## [WHAT IS REQUIRED]
Filter this material down to the lines that hold "color", copying each one.

════

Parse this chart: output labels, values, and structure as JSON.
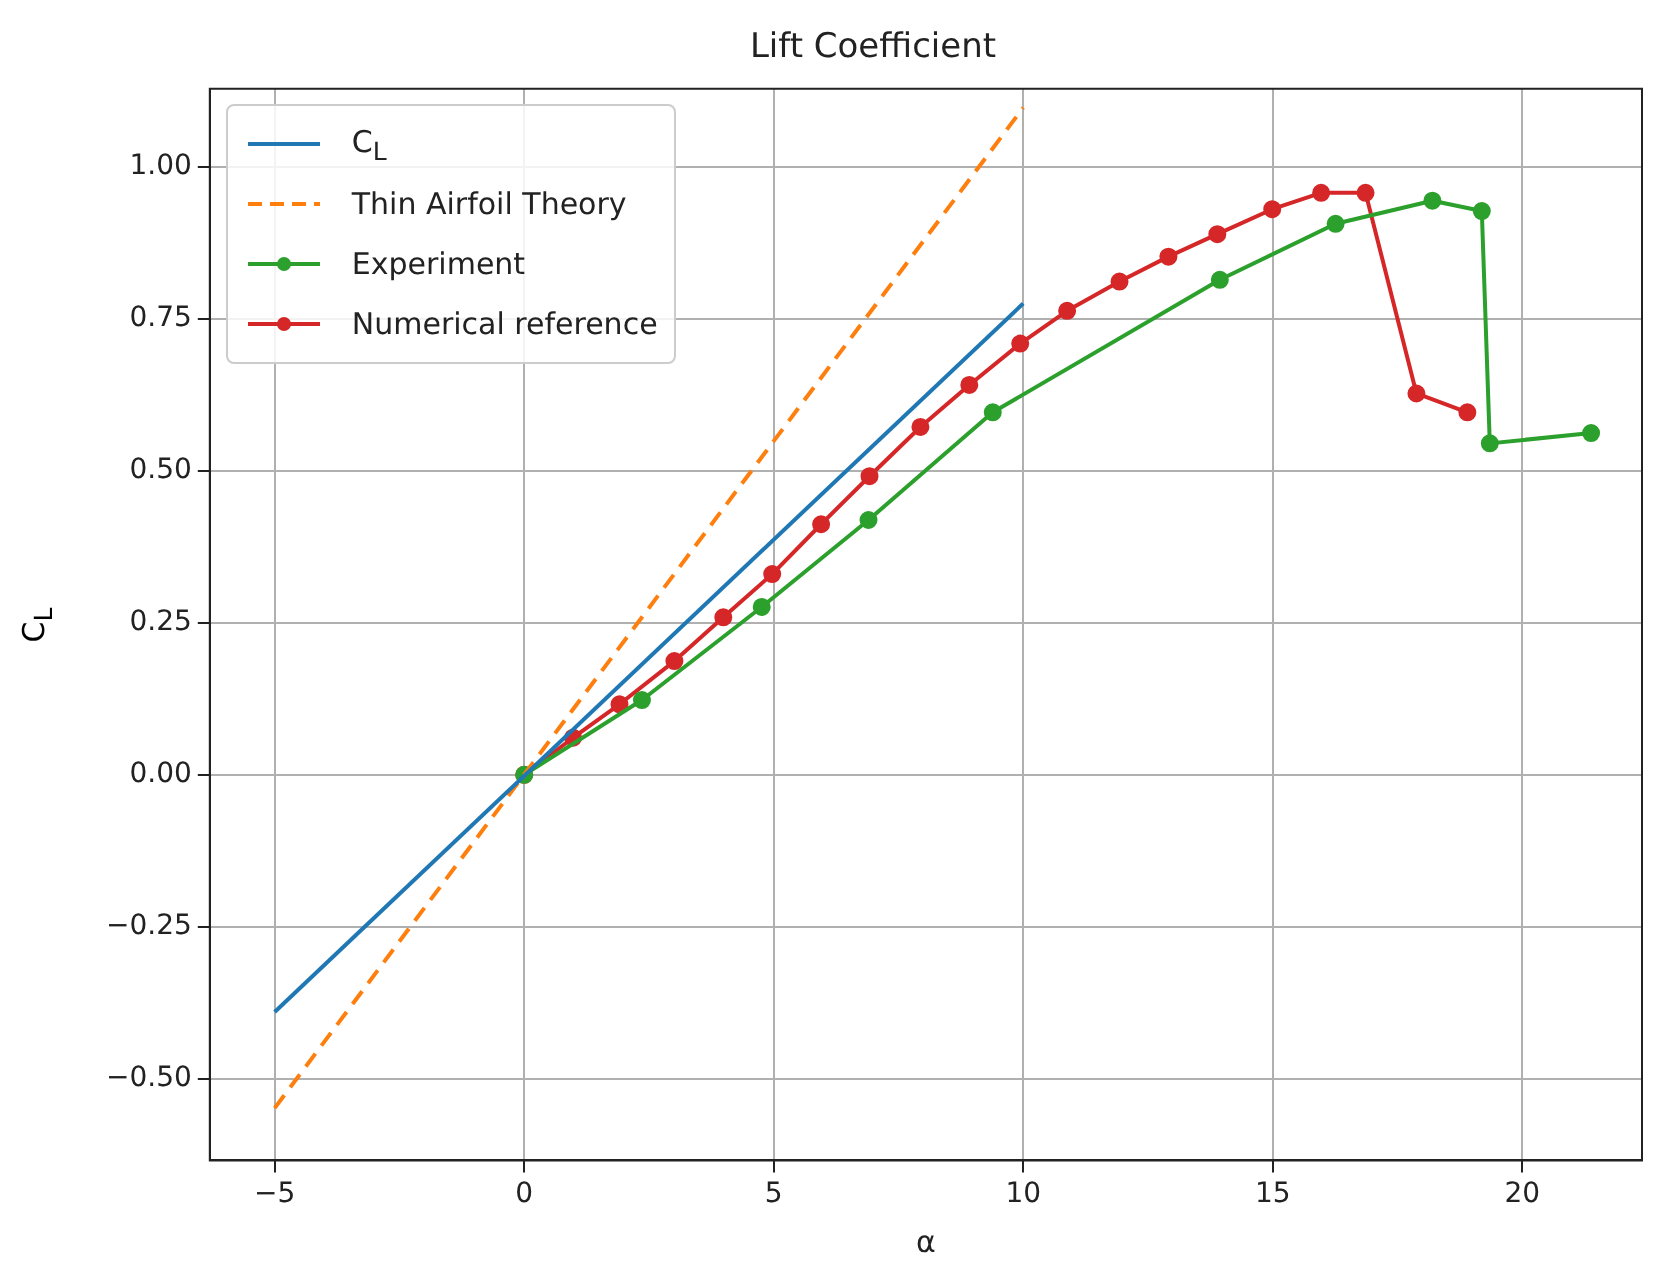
{
  "chart_data": {
    "type": "line",
    "title": "Lift Coefficient",
    "xlabel": "α",
    "ylabel": "C$_{L}$",
    "xlim": [
      -6.3,
      22.4
    ],
    "ylim": [
      -0.634,
      1.128
    ],
    "xticks": [
      {
        "value": -5,
        "label": "−5"
      },
      0,
      5,
      10,
      15,
      20
    ],
    "yticks": [
      {
        "value": -0.5,
        "label": "−0.50"
      },
      {
        "value": -0.25,
        "label": "−0.25"
      },
      {
        "value": 0,
        "label": "0.00"
      },
      {
        "value": 0.25,
        "label": "0.25"
      },
      {
        "value": 0.5,
        "label": "0.50"
      },
      {
        "value": 0.75,
        "label": "0.75"
      },
      {
        "value": 1,
        "label": "1.00"
      }
    ],
    "grid": true,
    "legend": "top left",
    "series": [
      {
        "name": "C$_{L}$",
        "color": "#1f77b4",
        "x": [
          -5,
          10
        ],
        "values": [
          -0.39,
          0.775
        ],
        "marker": "none",
        "line_style": "solid"
      },
      {
        "name": "Thin Airfoil Theory",
        "color": "#ff7f0e",
        "x": [
          -5,
          10
        ],
        "values": [
          -0.548,
          1.097
        ],
        "marker": "none",
        "line_style": "dashed"
      },
      {
        "name": "Experiment",
        "color": "#2ca02c",
        "x": [
          0,
          2.36,
          4.76,
          6.9,
          9.39,
          13.94,
          16.26,
          18.2,
          19.19,
          19.35,
          21.38
        ],
        "values": [
          0,
          0.123,
          0.276,
          0.419,
          0.596,
          0.814,
          0.906,
          0.944,
          0.927,
          0.545,
          0.562
        ],
        "marker": "circle",
        "line_style": "solid"
      },
      {
        "name": "Numerical reference",
        "color": "#d62728",
        "x": [
          0,
          0.98,
          1.91,
          3.01,
          3.99,
          4.97,
          5.95,
          6.92,
          7.94,
          8.92,
          9.94,
          10.88,
          11.93,
          12.91,
          13.89,
          14.99,
          15.97,
          16.86,
          17.88,
          18.9
        ],
        "values": [
          0,
          0.061,
          0.116,
          0.187,
          0.259,
          0.33,
          0.412,
          0.491,
          0.572,
          0.641,
          0.709,
          0.763,
          0.811,
          0.852,
          0.889,
          0.93,
          0.957,
          0.957,
          0.627,
          0.596
        ],
        "marker": "circle",
        "line_style": "solid"
      }
    ]
  }
}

════

## [EXERCISE RESPONSE]
        "color": "#1f77b4",
        "color": "#ff7f0e",
        "color": "#2ca02c",
        "color": "#d62728",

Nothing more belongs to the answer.